Pull every line that holds the word "applied" from the entries.

Recorded data:
────────────────────
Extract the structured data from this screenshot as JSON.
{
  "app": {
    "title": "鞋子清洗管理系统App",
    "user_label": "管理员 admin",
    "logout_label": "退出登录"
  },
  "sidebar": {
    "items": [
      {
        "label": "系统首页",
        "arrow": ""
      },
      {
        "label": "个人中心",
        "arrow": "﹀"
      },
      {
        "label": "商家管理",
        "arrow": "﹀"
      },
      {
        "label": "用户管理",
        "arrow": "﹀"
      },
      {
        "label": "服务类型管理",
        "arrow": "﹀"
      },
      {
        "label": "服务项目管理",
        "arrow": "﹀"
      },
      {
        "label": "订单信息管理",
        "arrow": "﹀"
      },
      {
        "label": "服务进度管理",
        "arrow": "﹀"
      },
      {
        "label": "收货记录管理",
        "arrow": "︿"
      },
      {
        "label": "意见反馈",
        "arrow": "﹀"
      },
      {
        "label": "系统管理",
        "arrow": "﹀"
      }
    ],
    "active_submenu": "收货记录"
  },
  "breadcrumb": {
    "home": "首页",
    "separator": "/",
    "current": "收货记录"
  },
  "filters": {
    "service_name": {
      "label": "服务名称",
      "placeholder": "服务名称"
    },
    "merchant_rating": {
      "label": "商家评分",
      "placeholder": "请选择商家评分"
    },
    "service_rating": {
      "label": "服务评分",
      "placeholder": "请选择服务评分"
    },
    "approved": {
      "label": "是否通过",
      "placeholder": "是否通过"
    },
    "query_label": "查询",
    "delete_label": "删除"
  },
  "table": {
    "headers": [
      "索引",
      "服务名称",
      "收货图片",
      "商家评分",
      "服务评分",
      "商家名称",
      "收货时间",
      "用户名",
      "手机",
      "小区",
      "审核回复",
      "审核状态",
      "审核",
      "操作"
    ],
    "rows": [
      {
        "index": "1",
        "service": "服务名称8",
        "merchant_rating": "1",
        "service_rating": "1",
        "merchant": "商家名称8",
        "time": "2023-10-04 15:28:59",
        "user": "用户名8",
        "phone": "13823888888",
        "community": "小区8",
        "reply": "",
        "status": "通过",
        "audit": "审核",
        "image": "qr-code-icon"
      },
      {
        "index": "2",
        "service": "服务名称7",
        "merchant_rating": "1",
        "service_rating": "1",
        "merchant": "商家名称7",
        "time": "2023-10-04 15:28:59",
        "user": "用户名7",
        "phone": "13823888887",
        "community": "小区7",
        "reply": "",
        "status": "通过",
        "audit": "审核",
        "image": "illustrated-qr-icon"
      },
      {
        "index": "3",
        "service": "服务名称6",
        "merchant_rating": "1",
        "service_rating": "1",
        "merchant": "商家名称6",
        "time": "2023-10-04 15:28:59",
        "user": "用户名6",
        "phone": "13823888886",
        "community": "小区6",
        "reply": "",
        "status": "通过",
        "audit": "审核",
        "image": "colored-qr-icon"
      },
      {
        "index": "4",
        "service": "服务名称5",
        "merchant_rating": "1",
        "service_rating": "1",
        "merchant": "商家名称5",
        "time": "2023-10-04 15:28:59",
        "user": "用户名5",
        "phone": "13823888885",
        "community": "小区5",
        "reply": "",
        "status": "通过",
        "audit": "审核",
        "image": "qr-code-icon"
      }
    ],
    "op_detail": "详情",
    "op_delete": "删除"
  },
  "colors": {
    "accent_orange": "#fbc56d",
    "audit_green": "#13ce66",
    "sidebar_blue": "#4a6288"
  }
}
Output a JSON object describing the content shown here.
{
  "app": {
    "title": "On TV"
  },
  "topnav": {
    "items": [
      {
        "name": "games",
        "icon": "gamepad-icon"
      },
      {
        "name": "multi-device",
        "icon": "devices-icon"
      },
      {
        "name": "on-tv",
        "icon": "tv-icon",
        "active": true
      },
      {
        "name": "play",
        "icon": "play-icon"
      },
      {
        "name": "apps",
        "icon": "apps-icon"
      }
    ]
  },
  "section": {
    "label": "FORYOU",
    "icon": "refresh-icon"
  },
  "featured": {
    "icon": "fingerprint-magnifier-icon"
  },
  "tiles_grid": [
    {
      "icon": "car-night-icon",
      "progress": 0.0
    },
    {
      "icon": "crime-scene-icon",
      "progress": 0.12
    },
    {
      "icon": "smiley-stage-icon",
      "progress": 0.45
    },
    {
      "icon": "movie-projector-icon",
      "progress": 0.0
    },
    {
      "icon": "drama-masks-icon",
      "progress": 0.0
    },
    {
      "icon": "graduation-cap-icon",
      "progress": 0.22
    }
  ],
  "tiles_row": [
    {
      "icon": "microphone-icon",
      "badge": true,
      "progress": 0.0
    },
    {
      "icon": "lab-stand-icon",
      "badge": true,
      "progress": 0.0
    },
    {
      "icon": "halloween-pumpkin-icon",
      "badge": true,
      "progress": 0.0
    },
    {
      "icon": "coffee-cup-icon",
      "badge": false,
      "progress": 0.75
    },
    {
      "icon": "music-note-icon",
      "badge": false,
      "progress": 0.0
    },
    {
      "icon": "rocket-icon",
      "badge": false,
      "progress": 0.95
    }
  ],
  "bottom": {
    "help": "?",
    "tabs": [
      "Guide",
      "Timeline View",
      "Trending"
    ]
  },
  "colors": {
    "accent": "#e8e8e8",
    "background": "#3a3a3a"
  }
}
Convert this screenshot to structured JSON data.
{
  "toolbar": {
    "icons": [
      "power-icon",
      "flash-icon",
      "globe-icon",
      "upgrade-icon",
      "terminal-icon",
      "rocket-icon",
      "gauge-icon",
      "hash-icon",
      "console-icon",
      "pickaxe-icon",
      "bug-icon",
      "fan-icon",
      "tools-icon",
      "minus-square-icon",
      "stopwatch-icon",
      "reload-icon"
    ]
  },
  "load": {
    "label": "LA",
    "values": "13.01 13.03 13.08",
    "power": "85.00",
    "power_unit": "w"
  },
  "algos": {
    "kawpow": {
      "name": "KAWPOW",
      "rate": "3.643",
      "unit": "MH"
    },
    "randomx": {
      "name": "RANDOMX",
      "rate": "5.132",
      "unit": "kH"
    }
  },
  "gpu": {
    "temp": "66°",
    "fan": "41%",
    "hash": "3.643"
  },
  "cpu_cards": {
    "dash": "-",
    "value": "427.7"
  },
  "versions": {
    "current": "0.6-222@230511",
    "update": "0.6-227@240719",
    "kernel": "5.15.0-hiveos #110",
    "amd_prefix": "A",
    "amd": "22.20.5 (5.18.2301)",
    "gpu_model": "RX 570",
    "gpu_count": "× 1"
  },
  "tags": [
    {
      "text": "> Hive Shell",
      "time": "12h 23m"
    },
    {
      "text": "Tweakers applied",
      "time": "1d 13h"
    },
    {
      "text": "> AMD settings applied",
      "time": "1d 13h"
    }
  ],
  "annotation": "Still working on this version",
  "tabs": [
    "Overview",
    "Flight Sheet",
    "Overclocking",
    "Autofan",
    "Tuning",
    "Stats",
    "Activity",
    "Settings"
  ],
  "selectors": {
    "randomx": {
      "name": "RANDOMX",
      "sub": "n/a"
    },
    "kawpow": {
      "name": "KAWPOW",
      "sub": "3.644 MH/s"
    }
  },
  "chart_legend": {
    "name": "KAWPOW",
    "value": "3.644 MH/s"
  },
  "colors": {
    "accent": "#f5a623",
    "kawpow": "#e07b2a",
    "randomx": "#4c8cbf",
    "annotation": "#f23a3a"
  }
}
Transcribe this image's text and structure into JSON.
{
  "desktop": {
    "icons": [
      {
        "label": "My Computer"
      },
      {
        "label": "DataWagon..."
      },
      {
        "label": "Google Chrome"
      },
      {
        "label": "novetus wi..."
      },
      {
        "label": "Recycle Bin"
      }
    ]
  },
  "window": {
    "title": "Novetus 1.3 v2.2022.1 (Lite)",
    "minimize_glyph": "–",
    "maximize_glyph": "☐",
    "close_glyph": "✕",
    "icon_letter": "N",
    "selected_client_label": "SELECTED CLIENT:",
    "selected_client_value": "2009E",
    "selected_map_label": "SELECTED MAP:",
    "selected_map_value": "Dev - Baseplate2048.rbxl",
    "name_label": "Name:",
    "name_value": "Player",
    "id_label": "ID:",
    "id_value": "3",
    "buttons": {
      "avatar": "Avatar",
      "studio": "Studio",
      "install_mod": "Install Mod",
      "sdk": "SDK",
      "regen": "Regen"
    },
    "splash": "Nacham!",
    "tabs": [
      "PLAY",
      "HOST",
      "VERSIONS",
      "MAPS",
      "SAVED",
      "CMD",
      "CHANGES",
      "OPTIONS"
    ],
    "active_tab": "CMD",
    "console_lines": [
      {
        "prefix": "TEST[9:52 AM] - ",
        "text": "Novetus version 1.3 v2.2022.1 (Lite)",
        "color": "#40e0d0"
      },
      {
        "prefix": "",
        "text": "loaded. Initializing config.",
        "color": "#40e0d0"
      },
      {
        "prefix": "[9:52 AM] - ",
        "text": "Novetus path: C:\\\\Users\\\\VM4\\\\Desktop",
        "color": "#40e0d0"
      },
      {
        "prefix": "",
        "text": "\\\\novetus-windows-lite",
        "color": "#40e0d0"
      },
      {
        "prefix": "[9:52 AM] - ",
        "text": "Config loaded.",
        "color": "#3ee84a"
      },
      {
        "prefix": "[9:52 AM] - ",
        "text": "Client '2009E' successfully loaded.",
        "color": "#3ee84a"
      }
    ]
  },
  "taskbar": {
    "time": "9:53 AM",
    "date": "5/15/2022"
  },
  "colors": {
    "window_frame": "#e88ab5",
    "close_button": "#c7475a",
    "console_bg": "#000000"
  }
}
────────────────────
▶ **FINISHED ANSWER**
      "text": "Tweakers applied",
      "text": "> AMD settings applied",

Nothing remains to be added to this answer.